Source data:
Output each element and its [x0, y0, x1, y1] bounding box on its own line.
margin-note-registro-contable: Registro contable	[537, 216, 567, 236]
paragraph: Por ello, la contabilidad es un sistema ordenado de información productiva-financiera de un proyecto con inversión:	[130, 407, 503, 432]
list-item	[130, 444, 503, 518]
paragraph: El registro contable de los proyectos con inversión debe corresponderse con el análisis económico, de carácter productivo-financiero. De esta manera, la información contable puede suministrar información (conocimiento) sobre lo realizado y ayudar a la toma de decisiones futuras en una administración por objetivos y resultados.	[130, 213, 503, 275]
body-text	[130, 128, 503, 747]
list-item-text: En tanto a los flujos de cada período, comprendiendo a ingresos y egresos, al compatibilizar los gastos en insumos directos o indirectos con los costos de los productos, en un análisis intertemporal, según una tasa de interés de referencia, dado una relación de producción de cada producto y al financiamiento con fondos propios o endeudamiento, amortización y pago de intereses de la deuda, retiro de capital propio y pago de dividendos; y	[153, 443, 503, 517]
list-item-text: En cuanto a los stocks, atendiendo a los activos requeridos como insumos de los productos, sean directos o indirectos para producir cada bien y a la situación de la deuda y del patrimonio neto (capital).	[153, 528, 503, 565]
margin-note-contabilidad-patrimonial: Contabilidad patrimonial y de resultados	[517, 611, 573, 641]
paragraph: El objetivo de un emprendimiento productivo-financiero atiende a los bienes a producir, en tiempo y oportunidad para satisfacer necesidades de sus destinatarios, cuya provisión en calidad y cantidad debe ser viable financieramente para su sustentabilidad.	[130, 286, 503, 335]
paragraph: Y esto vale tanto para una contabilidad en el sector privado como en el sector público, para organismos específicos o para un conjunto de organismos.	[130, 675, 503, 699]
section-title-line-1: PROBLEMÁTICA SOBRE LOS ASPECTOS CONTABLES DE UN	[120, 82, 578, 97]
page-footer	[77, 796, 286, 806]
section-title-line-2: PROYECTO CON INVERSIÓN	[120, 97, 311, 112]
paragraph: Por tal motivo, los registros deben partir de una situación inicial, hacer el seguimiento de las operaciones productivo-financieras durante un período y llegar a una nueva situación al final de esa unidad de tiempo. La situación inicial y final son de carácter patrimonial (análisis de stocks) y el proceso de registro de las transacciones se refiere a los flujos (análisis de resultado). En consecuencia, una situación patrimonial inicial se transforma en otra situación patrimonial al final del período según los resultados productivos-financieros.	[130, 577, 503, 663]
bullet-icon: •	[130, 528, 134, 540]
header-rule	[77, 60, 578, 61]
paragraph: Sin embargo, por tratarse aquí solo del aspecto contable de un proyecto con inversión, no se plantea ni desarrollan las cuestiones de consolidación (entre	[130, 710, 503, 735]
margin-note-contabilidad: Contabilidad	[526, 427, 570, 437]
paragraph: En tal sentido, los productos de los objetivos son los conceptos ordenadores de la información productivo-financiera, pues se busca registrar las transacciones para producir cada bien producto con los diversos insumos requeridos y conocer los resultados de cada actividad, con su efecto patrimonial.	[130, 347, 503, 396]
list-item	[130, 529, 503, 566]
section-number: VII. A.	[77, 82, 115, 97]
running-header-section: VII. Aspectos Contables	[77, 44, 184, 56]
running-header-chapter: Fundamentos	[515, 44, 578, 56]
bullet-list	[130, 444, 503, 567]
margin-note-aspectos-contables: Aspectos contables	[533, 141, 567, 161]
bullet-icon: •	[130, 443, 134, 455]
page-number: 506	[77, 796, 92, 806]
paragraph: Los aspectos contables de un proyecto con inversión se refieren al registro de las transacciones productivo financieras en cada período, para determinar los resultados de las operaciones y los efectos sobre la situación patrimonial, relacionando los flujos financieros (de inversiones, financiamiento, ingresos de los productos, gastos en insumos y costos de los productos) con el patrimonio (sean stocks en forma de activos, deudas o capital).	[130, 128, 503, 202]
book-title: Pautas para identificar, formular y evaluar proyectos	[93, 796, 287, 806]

(EXERCISE DESCRIPTION): Reproduce every entry above, word for word, in the same order.

(RESPONSE BELOW):
Output each element and its [x0, y0, x1, y1] bounding box on its own line.
margin-note-registro-contable: Registro contable	[537, 216, 567, 236]
paragraph: Por ello, la contabilidad es un sistema ordenado de información productiva-financiera de un proyecto con inversión:	[130, 407, 503, 432]
list-item	[130, 444, 503, 518]
paragraph: El registro contable de los proyectos con inversión debe corresponderse con el análisis económico, de carácter productivo-financiero. De esta manera, la información contable puede suministrar información (conocimiento) sobre lo realizado y ayudar a la toma de decisiones futuras en una administración por objetivos y resultados.	[130, 213, 503, 275]
body-text	[130, 128, 503, 747]
list-item-text: En tanto a los flujos de cada período, comprendiendo a ingresos y egresos, al compatibilizar los gastos en insumos directos o indirectos con los costos de los productos, en un análisis intertemporal, según una tasa de interés de referencia, dado una relación de producción de cada producto y al financiamiento con fondos propios o endeudamiento, amortización y pago de intereses de la deuda, retiro de capital propio y pago de dividendos; y	[153, 443, 503, 517]
list-item-text: En cuanto a los stocks, atendiendo a los activos requeridos como insumos de los productos, sean directos o indirectos para producir cada bien y a la situación de la deuda y del patrimonio neto (capital).	[153, 528, 503, 565]
margin-note-contabilidad-patrimonial: Contabilidad patrimonial y de resultados	[517, 611, 573, 641]
paragraph: El objetivo de un emprendimiento productivo-financiero atiende a los bienes a producir, en tiempo y oportunidad para satisfacer necesidades de sus destinatarios, cuya provisión en calidad y cantidad debe ser viable financieramente para su sustentabilidad.	[130, 286, 503, 335]
paragraph: Y esto vale tanto para una contabilidad en el sector privado como en el sector público, para organismos específicos o para un conjunto de organismos.	[130, 675, 503, 699]
section-title-line-1: PROBLEMÁTICA SOBRE LOS ASPECTOS CONTABLES DE UN	[120, 82, 578, 97]
page-footer	[77, 796, 286, 806]
section-title-line-2: PROYECTO CON INVERSIÓN	[120, 97, 311, 112]
paragraph: Por tal motivo, los registros deben partir de una situación inicial, hacer el seguimiento de las operaciones productivo-financieras durante un período y llegar a una nueva situación al final de esa unidad de tiempo. La situación inicial y final son de carácter patrimonial (análisis de stocks) y el proceso de registro de las transacciones se refiere a los flujos (análisis de resultado). En consecuencia, una situación patrimonial inicial se transforma en otra situación patrimonial al final del período según los resultados productivos-financieros.	[130, 577, 503, 663]
bullet-icon: •	[130, 528, 134, 540]
header-rule	[77, 60, 578, 61]
paragraph: Sin embargo, por tratarse aquí solo del aspecto contable de un proyecto con inversión, no se plantea ni desarrollan las cuestiones de consolidación (entre	[130, 710, 503, 735]
margin-note-contabilidad: Contabilidad	[526, 427, 570, 437]
paragraph: En tal sentido, los productos de los objetivos son los conceptos ordenadores de la información productivo-financiera, pues se busca registrar las transacciones para producir cada bien producto con los diversos insumos requeridos y conocer los resultados de cada actividad, con su efecto patrimonial.	[130, 347, 503, 396]
list-item	[130, 529, 503, 566]
section-number: VII. A.	[77, 82, 115, 97]
running-header-section: VII. Aspectos Contables	[77, 44, 184, 56]
running-header-chapter: Fundamentos	[515, 44, 578, 56]
bullet-list	[130, 444, 503, 567]
margin-note-aspectos-contables: Aspectos contables	[533, 141, 567, 161]
bullet-icon: •	[130, 443, 134, 455]
page-number: 506	[77, 796, 92, 806]
paragraph: Los aspectos contables de un proyecto con inversión se refieren al registro de las transacciones productivo financieras en cada período, para determinar los resultados de las operaciones y los efectos sobre la situación patrimonial, relacionando los flujos financieros (de inversiones, financiamiento, ingresos de los productos, gastos en insumos y costos de los productos) con el patrimonio (sean stocks en forma de activos, deudas o capital).	[130, 128, 503, 202]
book-title: Pautas para identificar, formular y evaluar proyectos	[93, 796, 287, 806]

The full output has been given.